**The task**
Collect all the lines that mention the word "dõng".
.....
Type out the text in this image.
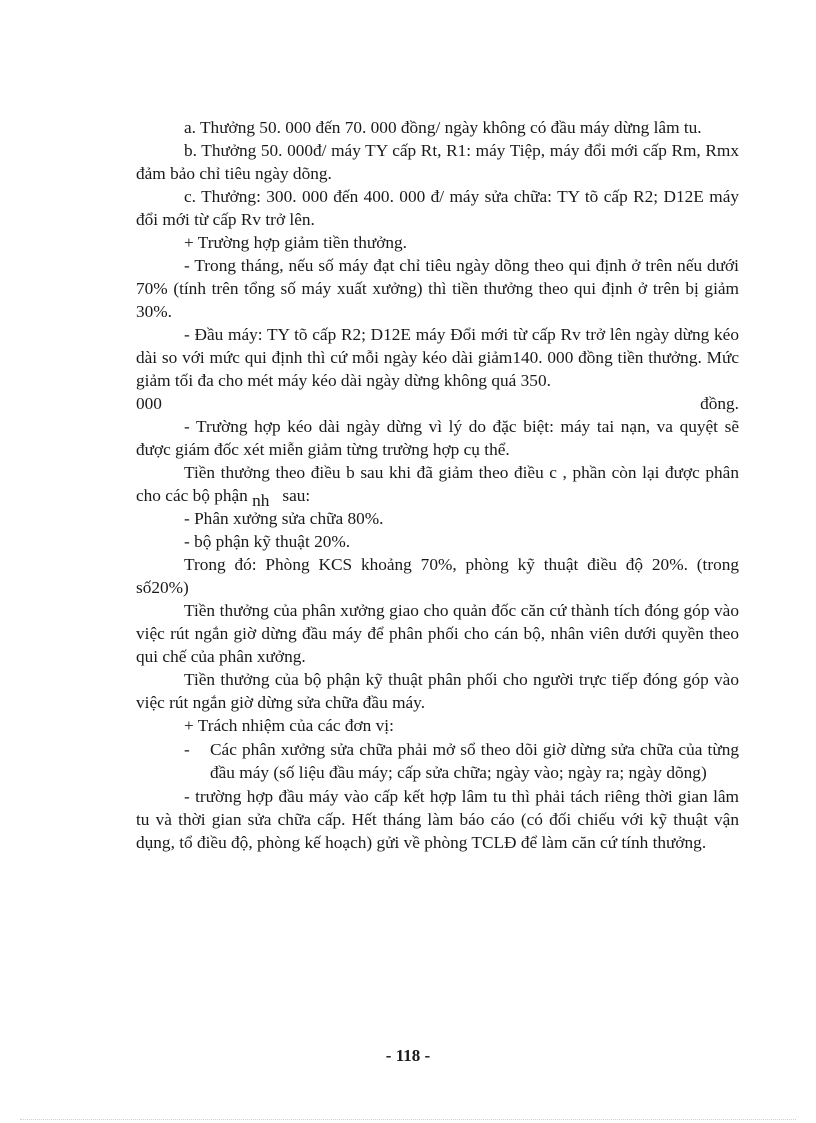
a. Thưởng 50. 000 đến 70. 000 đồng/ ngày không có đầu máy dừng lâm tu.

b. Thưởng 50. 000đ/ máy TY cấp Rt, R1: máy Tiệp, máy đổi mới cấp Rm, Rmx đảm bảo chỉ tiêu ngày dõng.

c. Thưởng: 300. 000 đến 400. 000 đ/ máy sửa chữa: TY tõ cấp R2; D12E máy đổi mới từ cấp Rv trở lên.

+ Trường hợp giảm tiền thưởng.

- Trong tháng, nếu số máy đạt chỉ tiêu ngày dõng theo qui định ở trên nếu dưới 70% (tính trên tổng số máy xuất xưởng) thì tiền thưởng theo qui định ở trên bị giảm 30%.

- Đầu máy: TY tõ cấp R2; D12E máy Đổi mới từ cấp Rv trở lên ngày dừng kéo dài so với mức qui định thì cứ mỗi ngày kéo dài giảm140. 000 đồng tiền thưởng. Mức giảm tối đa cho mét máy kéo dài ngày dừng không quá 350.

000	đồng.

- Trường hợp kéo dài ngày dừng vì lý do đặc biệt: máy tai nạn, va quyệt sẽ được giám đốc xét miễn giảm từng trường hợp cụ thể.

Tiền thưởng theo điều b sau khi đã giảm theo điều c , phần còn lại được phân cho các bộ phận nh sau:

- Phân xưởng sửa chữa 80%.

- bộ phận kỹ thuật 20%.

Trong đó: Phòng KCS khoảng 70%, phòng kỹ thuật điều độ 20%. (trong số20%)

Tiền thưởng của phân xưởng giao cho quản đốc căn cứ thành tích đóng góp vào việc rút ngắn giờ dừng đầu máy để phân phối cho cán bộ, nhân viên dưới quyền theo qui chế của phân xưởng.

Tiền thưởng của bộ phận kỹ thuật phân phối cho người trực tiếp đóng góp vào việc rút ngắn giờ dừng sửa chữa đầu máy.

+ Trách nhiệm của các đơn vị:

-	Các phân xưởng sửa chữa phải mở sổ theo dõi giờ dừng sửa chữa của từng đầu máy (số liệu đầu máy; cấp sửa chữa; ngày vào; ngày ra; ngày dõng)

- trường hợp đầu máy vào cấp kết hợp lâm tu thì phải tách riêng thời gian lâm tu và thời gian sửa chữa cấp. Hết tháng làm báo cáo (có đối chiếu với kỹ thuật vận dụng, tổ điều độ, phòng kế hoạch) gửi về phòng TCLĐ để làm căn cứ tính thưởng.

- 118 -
.....
**Solution to the problem**
b. Thưởng 50. 000đ/ máy TY cấp Rt, R1: máy Tiệp, máy đổi mới cấp Rm, Rmx đảm bảo chỉ tiêu ngày dõng.
- Trong tháng, nếu số máy đạt chỉ tiêu ngày dõng theo qui định ở trên nếu dưới 70% (tính trên tổng số máy xuất xưởng) thì tiền thưởng theo qui định ở trên bị giảm 30%.
-	Các phân xưởng sửa chữa phải mở sổ theo dõi giờ dừng sửa chữa của từng đầu máy (số liệu đầu máy; cấp sửa chữa; ngày vào; ngày ra; ngày dõng)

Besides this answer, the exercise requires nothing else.